» **EXERCISE**
Render the lines below as a two-column CSV with the header description,positions. Write one row per description line, paired with the position lines that follow it. Quote each field, replace line breaks with spaces, and omit the pictures.

» **RECORDS SUPPLIED**
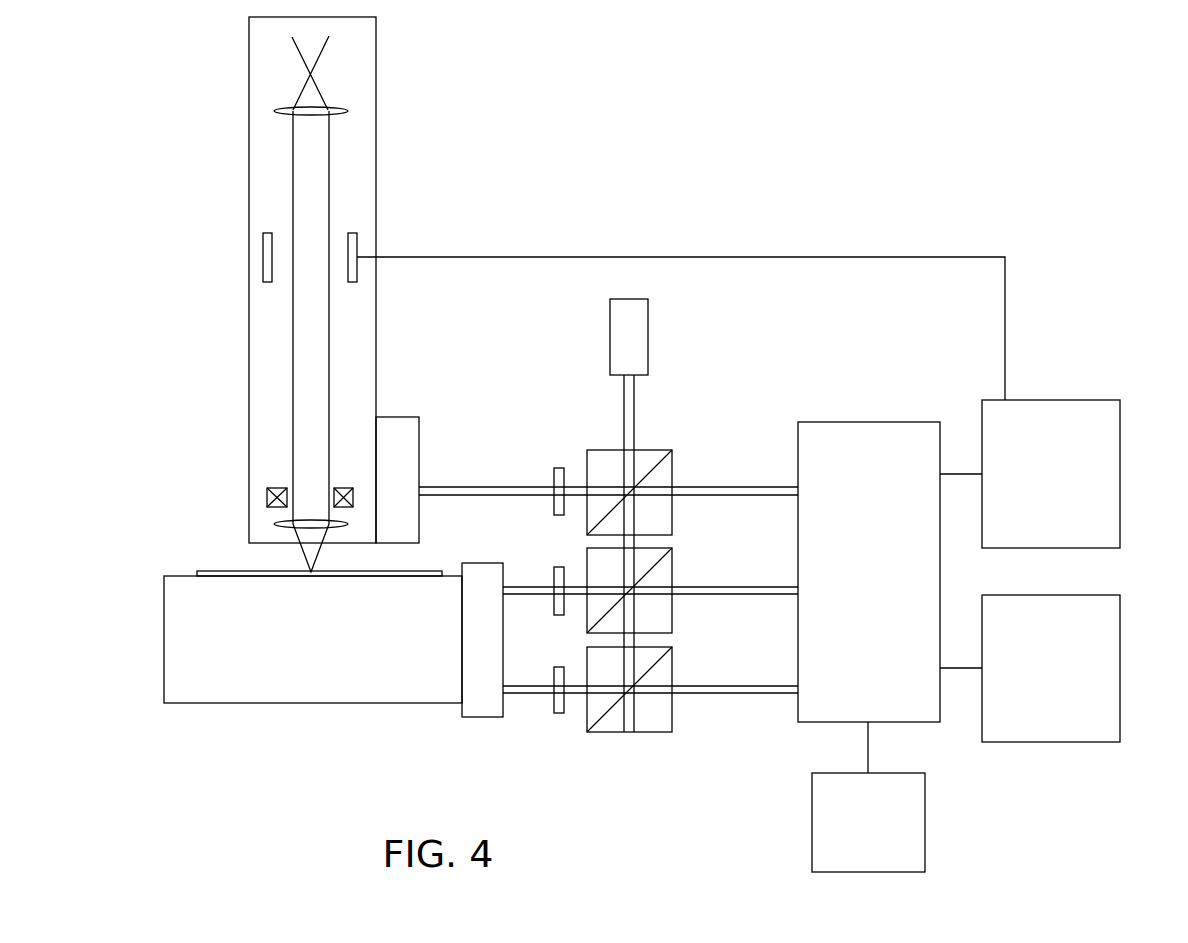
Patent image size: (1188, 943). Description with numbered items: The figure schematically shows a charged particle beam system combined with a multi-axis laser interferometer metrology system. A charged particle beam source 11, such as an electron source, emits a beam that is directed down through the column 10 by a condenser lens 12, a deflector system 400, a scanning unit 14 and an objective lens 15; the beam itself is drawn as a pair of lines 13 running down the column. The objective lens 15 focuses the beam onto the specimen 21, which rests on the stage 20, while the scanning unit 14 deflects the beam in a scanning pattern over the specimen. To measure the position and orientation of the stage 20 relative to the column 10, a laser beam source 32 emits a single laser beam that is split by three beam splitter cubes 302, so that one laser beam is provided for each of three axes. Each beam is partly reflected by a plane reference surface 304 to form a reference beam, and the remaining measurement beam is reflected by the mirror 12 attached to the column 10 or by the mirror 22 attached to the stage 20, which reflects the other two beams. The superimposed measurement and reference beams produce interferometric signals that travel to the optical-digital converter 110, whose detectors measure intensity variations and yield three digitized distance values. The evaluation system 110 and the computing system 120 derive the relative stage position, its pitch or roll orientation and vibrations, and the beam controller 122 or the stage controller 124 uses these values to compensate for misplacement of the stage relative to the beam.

The column 10 is at (363, 185).
The charged particle beam source 11 is at (312, 63).
The condenser lens / mirror 12 is at (283, 110).
The laser beam 13 is at (292, 197).
The scanning unit 14 is at (270, 490).
The objective lens 15 is at (277, 524).
The stage 20 is at (219, 691).
The specimen 21 is at (248, 572).
The mirror 22 is at (483, 698).
The laser beam source 32 is at (636, 318).
The beam splitter cubes 302 is at (660, 478).
The plane reference surface 304 is at (553, 472).
The optical-digital converter 110 is at (857, 437).
The computing system 120 is at (913, 823).
The beam controller 122 is at (1050, 415).
The stage controller 124 is at (1052, 730).
The deflector system 400 is at (357, 248).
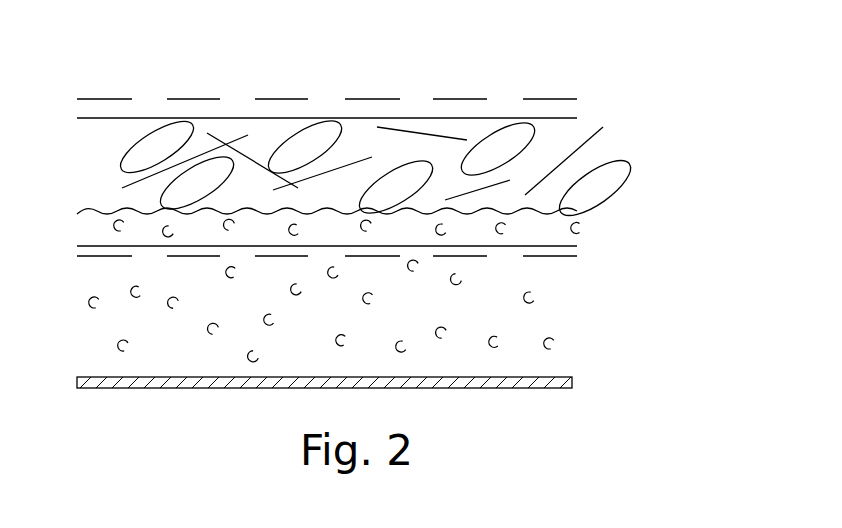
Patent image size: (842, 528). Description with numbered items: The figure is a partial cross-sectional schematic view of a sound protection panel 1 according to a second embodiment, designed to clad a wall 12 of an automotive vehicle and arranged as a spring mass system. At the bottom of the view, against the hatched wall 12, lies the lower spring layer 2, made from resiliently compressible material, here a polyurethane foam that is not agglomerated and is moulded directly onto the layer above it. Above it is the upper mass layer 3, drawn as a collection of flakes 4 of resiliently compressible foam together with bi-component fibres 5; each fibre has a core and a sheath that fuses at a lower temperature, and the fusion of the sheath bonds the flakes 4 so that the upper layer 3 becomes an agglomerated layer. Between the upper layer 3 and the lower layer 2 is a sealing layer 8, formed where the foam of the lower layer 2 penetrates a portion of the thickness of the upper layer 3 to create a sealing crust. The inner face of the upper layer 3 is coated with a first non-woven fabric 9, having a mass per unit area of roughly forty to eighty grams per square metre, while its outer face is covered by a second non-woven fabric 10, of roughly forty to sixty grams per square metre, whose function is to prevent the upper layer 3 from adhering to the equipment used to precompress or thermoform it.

The sound protection panel 1 is at (417, 85).
The second non-woven fabric 10 is at (578, 95).
The upper mass layer 3 is at (625, 147).
The bi-component fibres 5 is at (257, 147).
The flakes 4 is at (600, 188).
The sealing layer 8 is at (598, 228).
The first non-woven fabric 9 is at (590, 257).
The lower spring layer 2 is at (593, 325).
The wall 12 is at (591, 395).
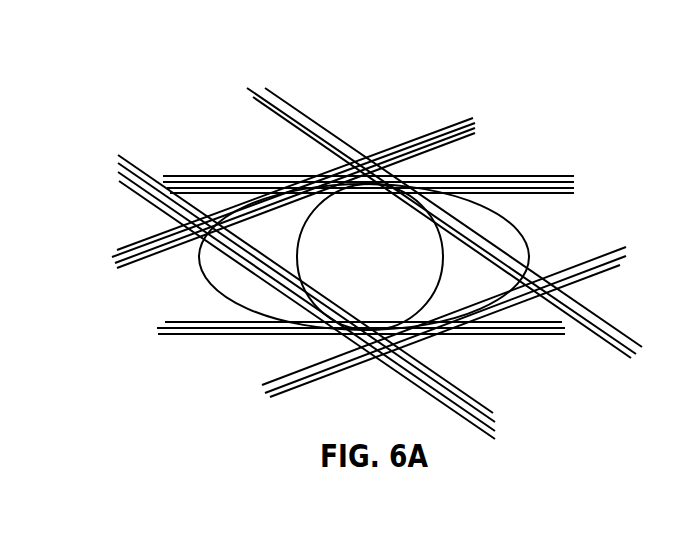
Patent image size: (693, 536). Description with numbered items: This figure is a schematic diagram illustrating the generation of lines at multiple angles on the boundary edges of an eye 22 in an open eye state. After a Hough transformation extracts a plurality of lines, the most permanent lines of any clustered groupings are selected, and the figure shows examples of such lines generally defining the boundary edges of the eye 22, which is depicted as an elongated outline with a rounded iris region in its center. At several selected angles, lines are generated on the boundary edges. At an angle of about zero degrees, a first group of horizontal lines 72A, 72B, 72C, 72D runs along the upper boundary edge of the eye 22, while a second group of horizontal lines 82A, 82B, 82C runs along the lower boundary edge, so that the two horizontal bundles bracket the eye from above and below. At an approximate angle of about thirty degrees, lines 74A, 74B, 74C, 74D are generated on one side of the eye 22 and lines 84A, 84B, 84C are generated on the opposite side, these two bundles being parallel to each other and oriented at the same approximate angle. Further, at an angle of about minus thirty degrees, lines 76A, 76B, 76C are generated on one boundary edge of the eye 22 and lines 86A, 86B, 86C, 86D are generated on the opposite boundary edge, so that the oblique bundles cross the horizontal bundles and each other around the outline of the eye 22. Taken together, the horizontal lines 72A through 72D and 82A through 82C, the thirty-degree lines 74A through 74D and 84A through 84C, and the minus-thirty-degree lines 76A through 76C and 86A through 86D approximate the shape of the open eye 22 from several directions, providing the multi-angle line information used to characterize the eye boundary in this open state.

The eye 22 is at (217, 291).
The line 72A is at (515, 174).
The line 72B is at (540, 179).
The line 72C is at (560, 191).
The line 72D is at (522, 196).
The line 74A is at (424, 136).
The line 74B is at (446, 128).
The line 74C is at (472, 117).
The line 74D is at (472, 140).
The line 76A is at (262, 104).
The line 76B is at (254, 92).
The line 76C is at (279, 95).
The line 82A is at (547, 336).
The line 82B is at (527, 335).
The line 82C is at (485, 336).
The line 84A is at (603, 252).
The line 84B is at (622, 260).
The line 84C is at (600, 272).
The line 86A is at (133, 161).
The line 86B is at (128, 169).
The line 86C is at (129, 180).
The line 86D is at (140, 196).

» **TASK SOLUTION**
description,positions
"Patent image size: (1188, 943). Description with numbered items: The figure schematically shows a charged particle beam system combined with a multi-axis laser interferometer metrology system. A charged particle beam source 11, such as an electron source, emits a beam that is directed down through the column 10 by a condenser lens 12, a deflector system 400, a scanning unit 14 and an objective lens 15; the beam itself is drawn as a pair of lines 13 running down the column. The objective lens 15 focuses the beam onto the specimen 21, which rests on the stage 20, while the scanning unit 14 deflects the beam in a scanning pattern over the specimen. To measure the position and orientation of the stage 20 relative to the column 10, a laser beam source 32 emits a single laser beam that is split by three beam splitter cubes 302, so that one laser beam is provided for each of three axes. Each beam is partly reflected by a plane reference surface 304 to form a reference beam, and the remaining measurement beam is reflected by the mirror 12 attached to the column 10 or by the mirror 22 attached to the stage 20, which reflects the other two beams. The superimposed measurement and reference beams produce interferometric signals that travel to the optical-digital converter 110, whose detectors measure intensity variations and yield three digitized distance values. The evaluation system 110 and the computing system 120 derive the relative stage position, its pitch or roll orientation and vibrations, and the beam controller 122 or the stage controller 124 uses these values to compensate for misplacement of the stage relative to the beam.","The column 10 is at (363, 185). The charged particle beam source 11 is at (312, 63). The condenser lens / mirror 12 is at (283, 110). The laser beam 13 is at (292, 197). The scanning unit 14 is at (270, 490). The objective lens 15 is at (277, 524). The stage 20 is at (219, 691). The specimen 21 is at (248, 572). The mirror 22 is at (483, 698). The laser beam source 32 is at (636, 318). The beam splitter cubes 302 is at (660, 478). The plane reference surface 304 is at (553, 472). The optical-digital converter 110 is at (857, 437). The computing system 120 is at (913, 823). The beam controller 122 is at (1050, 415). The stage controller 124 is at (1052, 730). The deflector system 400 is at (357, 248)."
"Patent image size: (842, 528). Description with numbered items: The figure is a partial cross-sectional schematic view of a sound protection panel 1 according to a second embodiment, designed to clad a wall 12 of an automotive vehicle and arranged as a spring mass system. At the bottom of the view, against the hatched wall 12, lies the lower spring layer 2, made from resiliently compressible material, here a polyurethane foam that is not agglomerated and is moulded directly onto the layer above it. Above it is the upper mass layer 3, drawn as a collection of flakes 4 of resiliently compressible foam together with bi-component fibres 5; each fibre has a core and a sheath that fuses at a lower temperature, and the fusion of the sheath bonds the flakes 4 so that the upper layer 3 becomes an agglomerated layer. Between the upper layer 3 and the lower layer 2 is a sealing layer 8, formed where the foam of the lower layer 2 penetrates a portion of the thickness of the upper layer 3 to create a sealing crust. The inner face of the upper layer 3 is coated with a first non-woven fabric 9, having a mass per unit area of roughly forty to eighty grams per square metre, while its outer face is covered by a second non-woven fabric 10, of roughly forty to sixty grams per square metre, whose function is to prevent the upper layer 3 from adhering to the equipment used to precompress or thermoform it.","The sound protection panel 1 is at (417, 85). The second non-woven fabric 10 is at (578, 95). The upper mass layer 3 is at (625, 147). The bi-component fibres 5 is at (257, 147). The flakes 4 is at (600, 188). The sealing layer 8 is at (598, 228). The first non-woven fabric 9 is at (590, 257). The lower spring layer 2 is at (593, 325). The wall 12 is at (591, 395)."
"Patent image size: (693, 536). Description with numbered items: This figure is a schematic diagram illustrating the generation of lines at multiple angles on the boundary edges of an eye 22 in an open eye state. After a Hough transformation extracts a plurality of lines, the most permanent lines of any clustered groupings are selected, and the figure shows examples of such lines generally defining the boundary edges of the eye 22, which is depicted as an elongated outline with a rounded iris region in its center. At several selected angles, lines are generated on the boundary edges. At an angle of about zero degrees, a first group of horizontal lines 72A, 72B, 72C, 72D runs along the upper boundary edge of the eye 22, while a second group of horizontal lines 82A, 82B, 82C runs along the lower boundary edge, so that the two horizontal bundles bracket the eye from above and below. At an approximate angle of about thirty degrees, lines 74A, 74B, 74C, 74D are generated on one side of the eye 22 and lines 84A, 84B, 84C are generated on the opposite side, these two bundles being parallel to each other and oriented at the same approximate angle. Further, at an angle of about minus thirty degrees, lines 76A, 76B, 76C are generated on one boundary edge of the eye 22 and lines 86A, 86B, 86C, 86D are generated on the opposite boundary edge, so that the oblique bundles cross the horizontal bundles and each other around the outline of the eye 22. Taken together, the horizontal lines 72A through 72D and 82A through 82C, the thirty-degree lines 74A through 74D and 84A through 84C, and the minus-thirty-degree lines 76A through 76C and 86A through 86D approximate the shape of the open eye 22 from several directions, providing the multi-angle line information used to characterize the eye boundary in this open state.","The eye 22 is at (217, 291). The line 72A is at (515, 174). The line 72B is at (540, 179). The line 72C is at (560, 191). The line 72D is at (522, 196). The line 74A is at (424, 136). The line 74B is at (446, 128). The line 74C is at (472, 117). The line 74D is at (472, 140). The line 76A is at (262, 104). The line 76B is at (254, 92). The line 76C is at (279, 95). The line 82A is at (547, 336). The line 82B is at (527, 335). The line 82C is at (485, 336). The line 84A is at (603, 252). The line 84B is at (622, 260). The line 84C is at (600, 272). The line 86A is at (133, 161). The line 86B is at (128, 169). The line 86C is at (129, 180). The line 86D is at (140, 196)."